■ **Problem to solve**
Scan the material that follows. Copy every line containing the word "khuyên".

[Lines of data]
┄┄┄┄┄┄┄┄┄┄┄┄┄┄┄┄┄┄┄┄
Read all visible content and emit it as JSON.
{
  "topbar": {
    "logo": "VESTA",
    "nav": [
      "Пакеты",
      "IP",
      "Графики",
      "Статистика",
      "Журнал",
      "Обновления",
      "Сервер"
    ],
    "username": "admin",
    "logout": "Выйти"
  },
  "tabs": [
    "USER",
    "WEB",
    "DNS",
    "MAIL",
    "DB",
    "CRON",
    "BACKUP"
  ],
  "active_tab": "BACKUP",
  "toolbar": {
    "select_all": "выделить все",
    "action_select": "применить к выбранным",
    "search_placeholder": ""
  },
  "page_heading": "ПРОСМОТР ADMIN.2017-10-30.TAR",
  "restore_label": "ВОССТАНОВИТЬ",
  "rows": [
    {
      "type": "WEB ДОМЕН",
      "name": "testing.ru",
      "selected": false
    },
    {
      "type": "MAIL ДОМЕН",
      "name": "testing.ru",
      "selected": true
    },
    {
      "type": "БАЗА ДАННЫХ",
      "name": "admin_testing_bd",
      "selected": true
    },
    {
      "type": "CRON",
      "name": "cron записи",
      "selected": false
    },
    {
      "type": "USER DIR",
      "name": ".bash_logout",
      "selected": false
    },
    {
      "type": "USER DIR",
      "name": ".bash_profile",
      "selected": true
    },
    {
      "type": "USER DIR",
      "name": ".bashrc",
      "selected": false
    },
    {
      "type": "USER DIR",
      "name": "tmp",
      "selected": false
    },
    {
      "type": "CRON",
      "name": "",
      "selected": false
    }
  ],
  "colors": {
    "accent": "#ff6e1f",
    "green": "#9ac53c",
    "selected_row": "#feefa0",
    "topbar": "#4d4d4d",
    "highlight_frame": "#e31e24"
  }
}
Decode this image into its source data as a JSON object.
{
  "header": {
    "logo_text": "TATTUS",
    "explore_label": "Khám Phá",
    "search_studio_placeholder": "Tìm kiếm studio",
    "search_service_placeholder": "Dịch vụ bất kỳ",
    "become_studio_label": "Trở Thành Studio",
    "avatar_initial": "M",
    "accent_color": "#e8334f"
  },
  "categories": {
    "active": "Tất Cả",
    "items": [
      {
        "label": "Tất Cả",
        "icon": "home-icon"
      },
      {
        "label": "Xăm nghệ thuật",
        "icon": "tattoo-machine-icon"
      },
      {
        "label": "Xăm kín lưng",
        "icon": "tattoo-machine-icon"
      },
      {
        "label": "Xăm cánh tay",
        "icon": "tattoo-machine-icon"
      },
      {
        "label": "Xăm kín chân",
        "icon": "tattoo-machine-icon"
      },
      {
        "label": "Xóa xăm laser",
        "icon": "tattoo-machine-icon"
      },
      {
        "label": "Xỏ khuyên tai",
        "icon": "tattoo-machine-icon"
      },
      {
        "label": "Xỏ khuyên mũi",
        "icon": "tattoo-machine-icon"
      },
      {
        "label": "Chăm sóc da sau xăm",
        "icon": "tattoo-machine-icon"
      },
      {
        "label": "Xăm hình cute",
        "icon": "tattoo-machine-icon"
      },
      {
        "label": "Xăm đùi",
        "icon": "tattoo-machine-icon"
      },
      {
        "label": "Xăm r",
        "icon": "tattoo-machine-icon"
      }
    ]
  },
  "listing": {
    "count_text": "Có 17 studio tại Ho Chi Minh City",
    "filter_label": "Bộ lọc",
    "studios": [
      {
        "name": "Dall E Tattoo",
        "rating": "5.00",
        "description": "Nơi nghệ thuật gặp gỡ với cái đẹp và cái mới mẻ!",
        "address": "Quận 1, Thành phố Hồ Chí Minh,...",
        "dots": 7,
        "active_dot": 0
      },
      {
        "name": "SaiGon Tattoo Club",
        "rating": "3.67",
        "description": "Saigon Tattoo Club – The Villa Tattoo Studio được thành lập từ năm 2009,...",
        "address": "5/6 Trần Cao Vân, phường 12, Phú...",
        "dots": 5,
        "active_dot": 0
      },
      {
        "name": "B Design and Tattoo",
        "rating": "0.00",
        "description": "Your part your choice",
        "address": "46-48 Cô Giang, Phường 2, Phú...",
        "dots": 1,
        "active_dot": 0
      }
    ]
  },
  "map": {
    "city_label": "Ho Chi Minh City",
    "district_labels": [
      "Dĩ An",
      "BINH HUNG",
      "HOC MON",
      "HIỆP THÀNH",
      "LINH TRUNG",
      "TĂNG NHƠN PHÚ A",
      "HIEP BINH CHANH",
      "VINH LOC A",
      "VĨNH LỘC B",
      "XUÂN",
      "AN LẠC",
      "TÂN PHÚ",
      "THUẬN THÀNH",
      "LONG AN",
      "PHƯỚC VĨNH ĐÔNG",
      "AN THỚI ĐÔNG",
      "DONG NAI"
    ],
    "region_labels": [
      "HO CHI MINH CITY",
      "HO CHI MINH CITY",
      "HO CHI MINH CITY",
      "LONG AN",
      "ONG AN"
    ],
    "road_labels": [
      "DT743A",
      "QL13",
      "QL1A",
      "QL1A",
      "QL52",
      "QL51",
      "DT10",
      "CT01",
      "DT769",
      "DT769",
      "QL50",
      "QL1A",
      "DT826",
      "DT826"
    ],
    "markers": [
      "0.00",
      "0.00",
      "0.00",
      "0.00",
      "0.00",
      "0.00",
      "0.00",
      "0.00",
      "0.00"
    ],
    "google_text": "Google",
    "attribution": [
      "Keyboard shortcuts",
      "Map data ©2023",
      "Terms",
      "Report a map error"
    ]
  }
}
┄┄┄┄┄┄┄┄┄┄┄┄┄┄┄┄┄┄┄┄
■ **In response**
        "label": "Xỏ khuyên tai",
        "label": "Xỏ khuyên mũi",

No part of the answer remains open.